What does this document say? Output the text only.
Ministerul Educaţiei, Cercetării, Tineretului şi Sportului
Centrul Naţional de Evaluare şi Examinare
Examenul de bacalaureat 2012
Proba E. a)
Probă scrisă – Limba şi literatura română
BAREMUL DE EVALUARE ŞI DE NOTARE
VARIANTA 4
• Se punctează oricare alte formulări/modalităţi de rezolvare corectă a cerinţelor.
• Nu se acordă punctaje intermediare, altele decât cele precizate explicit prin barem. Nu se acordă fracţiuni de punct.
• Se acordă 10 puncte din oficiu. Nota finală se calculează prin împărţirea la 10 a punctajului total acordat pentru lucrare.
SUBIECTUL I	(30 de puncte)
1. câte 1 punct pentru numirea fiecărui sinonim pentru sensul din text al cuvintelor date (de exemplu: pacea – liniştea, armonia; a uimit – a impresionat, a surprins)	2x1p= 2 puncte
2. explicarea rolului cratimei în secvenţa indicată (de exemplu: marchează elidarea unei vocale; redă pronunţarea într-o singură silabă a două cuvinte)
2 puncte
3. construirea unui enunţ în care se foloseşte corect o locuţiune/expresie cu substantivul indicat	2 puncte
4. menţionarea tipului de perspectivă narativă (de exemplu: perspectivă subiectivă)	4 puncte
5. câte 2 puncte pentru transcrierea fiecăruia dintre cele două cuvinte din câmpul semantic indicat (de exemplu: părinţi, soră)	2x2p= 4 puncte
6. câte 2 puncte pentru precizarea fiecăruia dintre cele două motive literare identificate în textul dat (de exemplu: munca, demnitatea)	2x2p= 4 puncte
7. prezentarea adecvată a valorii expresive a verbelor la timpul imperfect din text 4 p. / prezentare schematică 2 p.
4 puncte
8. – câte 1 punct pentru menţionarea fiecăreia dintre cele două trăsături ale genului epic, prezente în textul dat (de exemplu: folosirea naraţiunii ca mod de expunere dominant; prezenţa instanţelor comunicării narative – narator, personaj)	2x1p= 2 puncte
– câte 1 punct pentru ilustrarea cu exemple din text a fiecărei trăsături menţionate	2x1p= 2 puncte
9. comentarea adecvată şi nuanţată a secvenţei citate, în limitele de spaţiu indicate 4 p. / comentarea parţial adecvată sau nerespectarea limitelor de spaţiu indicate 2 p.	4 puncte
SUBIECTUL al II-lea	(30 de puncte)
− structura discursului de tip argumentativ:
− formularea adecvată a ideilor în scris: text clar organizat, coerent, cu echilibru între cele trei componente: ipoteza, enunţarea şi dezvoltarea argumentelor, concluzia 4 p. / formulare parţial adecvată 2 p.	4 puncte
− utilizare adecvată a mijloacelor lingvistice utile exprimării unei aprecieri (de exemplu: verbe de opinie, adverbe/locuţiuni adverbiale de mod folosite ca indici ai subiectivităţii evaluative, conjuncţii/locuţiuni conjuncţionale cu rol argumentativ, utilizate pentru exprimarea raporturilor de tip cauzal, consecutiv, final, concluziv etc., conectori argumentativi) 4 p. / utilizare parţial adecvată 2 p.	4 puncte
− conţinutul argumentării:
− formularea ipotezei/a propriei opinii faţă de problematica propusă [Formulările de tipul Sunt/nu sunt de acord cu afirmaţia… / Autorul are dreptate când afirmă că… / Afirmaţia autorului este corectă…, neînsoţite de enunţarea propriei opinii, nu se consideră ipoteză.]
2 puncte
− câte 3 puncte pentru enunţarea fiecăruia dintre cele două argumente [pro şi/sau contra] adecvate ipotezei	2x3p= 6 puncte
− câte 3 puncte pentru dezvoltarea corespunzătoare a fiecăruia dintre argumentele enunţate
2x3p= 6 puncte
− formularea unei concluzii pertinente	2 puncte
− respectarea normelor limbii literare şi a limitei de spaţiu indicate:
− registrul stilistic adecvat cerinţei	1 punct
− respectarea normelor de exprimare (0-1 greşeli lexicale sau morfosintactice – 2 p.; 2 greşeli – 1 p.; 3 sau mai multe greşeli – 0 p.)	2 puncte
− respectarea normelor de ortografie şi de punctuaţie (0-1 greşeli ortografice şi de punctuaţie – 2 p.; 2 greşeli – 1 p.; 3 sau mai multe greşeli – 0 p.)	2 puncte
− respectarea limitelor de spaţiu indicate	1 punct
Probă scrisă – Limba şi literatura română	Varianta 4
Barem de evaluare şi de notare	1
* * * * * * * * *
## What you are asked to do
Your task is to gather all lines from the entries above that hold the word "menţionarea".

## Output of the exercise
4. menţionarea tipului de perspectivă narativă (de exemplu: perspectivă subiectivă)	4 puncte
8. – câte 1 punct pentru menţionarea fiecăreia dintre cele două trăsături ale genului epic, prezente în textul dat (de exemplu: folosirea naraţiunii ca mod de expunere dominant; prezenţa instanţelor comunicării narative – narator, personaj)	2x1p= 2 puncte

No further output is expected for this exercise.